Copy out every line in the entries below that includes "connection".

▶ PROVIDED RECORDS
.....

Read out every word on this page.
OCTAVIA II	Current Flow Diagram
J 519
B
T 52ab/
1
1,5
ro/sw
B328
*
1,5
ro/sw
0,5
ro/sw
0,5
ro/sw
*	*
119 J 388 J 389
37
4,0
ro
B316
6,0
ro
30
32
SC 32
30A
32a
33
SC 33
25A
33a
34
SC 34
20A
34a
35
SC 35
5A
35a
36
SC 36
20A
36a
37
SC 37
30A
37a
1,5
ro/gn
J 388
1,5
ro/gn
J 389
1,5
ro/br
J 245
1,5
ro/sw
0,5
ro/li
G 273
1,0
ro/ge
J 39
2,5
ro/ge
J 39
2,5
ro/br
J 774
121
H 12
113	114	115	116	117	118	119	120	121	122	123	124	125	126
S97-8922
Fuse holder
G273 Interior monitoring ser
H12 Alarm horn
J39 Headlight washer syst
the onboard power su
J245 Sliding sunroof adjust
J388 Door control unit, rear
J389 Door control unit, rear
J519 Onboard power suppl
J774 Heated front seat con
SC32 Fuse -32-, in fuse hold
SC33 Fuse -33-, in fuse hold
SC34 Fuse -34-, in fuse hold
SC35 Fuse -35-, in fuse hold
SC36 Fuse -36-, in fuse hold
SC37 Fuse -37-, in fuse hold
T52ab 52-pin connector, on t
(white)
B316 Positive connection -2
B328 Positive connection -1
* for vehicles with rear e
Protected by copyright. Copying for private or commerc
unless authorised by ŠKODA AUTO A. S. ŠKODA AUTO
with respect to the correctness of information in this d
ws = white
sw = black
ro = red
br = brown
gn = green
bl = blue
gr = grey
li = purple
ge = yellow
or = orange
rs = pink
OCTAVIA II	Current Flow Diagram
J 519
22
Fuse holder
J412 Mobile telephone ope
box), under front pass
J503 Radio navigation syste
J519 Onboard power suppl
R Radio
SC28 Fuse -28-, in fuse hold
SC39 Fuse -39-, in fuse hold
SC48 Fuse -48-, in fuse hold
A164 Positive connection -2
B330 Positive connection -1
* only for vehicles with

.....

▶ COMPLETED TASK
B316 Positive connection -2
B328 Positive connection -1
A164 Positive connection -2
B330 Positive connection -1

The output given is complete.